REQUEST:
Pick out the lines in the listing below that contain the word "color" and copy them.

─── GIVEN DATA

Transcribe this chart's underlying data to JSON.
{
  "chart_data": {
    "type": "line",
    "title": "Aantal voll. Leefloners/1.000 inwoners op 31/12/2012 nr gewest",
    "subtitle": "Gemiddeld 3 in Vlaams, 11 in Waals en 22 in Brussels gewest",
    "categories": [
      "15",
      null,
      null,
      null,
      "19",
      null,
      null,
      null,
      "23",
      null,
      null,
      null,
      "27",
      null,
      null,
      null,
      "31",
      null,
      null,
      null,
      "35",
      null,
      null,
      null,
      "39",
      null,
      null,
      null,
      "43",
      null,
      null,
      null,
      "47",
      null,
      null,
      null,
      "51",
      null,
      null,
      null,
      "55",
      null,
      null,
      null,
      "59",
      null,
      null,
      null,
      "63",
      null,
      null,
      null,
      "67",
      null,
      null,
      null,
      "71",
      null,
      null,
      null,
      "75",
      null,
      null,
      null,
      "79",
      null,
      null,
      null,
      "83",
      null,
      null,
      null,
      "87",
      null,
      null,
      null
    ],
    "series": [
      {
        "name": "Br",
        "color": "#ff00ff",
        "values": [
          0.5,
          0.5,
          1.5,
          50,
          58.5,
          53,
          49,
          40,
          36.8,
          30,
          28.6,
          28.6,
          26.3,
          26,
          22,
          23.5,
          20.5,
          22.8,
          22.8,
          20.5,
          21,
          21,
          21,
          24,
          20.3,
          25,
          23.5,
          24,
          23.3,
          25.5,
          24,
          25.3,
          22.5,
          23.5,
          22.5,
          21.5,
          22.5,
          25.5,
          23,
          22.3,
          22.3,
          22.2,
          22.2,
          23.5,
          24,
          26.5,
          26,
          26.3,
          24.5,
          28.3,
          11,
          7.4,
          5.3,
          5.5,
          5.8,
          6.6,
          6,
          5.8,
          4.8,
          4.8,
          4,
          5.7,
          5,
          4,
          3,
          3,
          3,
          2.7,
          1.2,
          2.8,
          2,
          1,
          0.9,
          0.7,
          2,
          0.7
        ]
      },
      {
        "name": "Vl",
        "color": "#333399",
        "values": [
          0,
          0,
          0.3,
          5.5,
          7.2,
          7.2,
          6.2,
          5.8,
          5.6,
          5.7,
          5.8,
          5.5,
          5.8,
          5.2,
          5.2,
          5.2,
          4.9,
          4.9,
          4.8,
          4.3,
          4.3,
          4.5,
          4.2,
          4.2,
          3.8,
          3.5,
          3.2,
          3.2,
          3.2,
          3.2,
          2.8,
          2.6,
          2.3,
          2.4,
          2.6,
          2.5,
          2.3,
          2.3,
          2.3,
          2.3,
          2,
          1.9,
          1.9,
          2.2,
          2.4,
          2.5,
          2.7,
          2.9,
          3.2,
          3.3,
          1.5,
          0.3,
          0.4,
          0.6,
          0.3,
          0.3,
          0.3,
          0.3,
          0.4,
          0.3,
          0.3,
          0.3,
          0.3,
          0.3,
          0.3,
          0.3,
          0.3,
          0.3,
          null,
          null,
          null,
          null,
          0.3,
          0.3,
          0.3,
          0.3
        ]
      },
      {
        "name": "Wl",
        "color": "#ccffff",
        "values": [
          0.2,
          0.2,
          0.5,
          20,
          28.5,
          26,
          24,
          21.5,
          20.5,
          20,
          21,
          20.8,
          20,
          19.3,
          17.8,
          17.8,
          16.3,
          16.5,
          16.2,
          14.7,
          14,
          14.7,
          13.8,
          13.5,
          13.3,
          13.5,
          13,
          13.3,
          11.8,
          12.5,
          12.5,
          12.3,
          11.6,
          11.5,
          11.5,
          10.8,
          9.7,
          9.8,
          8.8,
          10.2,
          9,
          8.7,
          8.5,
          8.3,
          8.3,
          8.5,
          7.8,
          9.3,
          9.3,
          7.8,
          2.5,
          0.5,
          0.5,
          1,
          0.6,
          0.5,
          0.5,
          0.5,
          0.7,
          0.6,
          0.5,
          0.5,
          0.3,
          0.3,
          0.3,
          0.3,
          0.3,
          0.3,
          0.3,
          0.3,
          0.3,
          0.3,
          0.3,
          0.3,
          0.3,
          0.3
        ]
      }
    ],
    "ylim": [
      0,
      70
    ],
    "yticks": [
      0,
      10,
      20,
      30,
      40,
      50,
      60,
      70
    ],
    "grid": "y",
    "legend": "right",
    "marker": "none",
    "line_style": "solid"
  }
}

──────

TASK RESULT:
        "color": "#ff00ff",
        "color": "#333399",
        "color": "#ccffff",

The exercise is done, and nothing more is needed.